▶ _Exercise prompt_: Which lines in the records below hold the word "Aiman"? Copy each of them.

● ● ● ● ●

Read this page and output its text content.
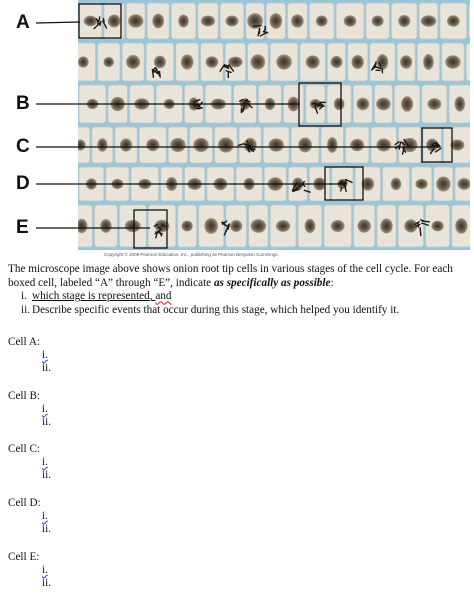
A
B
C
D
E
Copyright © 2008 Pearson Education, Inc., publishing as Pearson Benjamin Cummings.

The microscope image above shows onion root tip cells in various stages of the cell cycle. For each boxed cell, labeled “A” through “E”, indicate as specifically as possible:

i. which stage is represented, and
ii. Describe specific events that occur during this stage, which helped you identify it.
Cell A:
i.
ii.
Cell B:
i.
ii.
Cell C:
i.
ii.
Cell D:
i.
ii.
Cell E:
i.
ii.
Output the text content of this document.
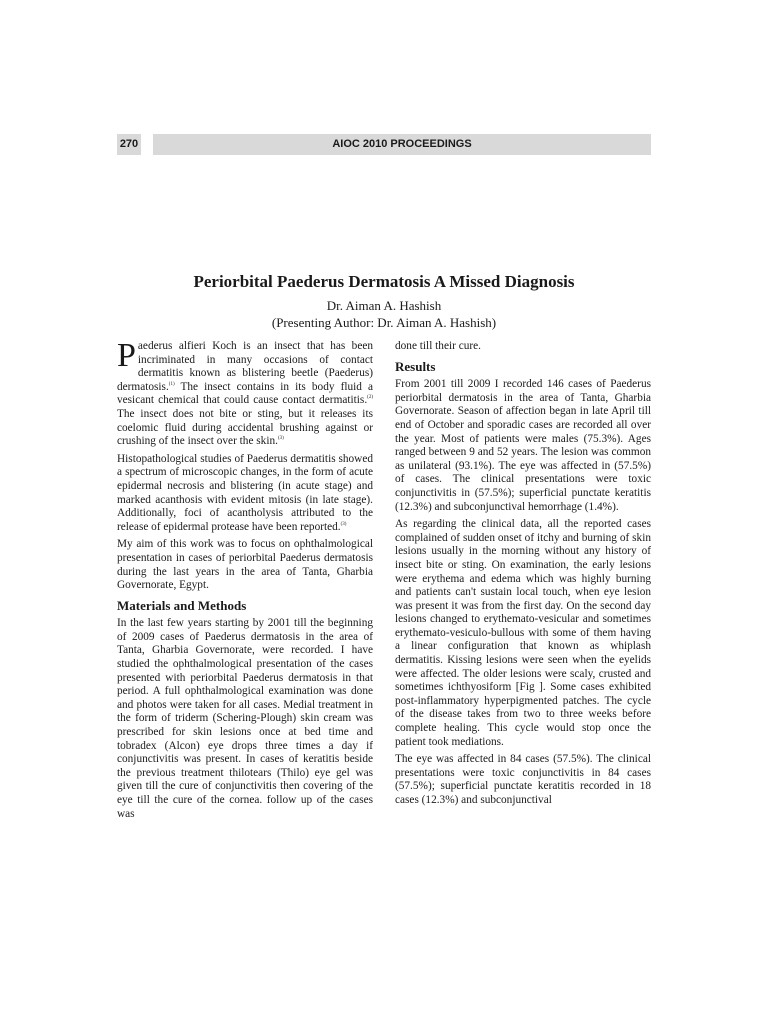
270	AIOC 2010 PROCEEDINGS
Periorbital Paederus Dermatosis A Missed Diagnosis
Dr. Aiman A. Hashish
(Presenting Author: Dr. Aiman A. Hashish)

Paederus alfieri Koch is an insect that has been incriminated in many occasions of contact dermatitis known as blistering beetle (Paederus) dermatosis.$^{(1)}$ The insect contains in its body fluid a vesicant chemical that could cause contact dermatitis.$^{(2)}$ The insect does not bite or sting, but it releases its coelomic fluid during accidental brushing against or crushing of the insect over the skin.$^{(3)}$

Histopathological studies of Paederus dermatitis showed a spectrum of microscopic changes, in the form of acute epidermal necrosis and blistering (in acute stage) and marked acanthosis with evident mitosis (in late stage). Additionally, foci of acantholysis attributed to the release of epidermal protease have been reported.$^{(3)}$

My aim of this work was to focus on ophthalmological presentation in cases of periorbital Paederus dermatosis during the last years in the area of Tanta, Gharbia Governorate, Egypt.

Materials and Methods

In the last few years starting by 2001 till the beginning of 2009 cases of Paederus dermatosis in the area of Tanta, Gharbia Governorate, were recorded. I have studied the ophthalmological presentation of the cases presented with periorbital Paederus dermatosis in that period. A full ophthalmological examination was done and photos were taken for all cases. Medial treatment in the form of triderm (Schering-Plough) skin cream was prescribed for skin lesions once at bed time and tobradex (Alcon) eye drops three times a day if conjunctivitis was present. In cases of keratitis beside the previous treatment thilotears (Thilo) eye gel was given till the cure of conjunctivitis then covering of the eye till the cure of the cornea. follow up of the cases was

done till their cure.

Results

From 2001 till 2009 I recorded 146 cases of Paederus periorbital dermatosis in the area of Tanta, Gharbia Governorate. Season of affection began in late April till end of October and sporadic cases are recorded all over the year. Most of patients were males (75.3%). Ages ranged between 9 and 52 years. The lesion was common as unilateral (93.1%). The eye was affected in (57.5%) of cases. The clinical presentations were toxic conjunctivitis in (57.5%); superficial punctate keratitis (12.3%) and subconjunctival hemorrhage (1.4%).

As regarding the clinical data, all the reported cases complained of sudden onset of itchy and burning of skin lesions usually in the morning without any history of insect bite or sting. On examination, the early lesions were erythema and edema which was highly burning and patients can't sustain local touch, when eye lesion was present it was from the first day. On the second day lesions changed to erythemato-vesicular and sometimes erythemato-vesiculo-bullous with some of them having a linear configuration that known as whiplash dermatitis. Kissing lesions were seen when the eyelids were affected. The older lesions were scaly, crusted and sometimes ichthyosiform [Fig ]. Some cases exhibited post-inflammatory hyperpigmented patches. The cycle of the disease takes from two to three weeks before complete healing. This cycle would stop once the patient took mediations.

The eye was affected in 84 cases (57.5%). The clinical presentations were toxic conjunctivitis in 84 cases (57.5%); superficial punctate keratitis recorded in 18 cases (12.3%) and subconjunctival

● ● ● ● ●

▶ _Solution to the exercise_:
Dr. Aiman A. Hashish
(Presenting Author: Dr. Aiman A. Hashish)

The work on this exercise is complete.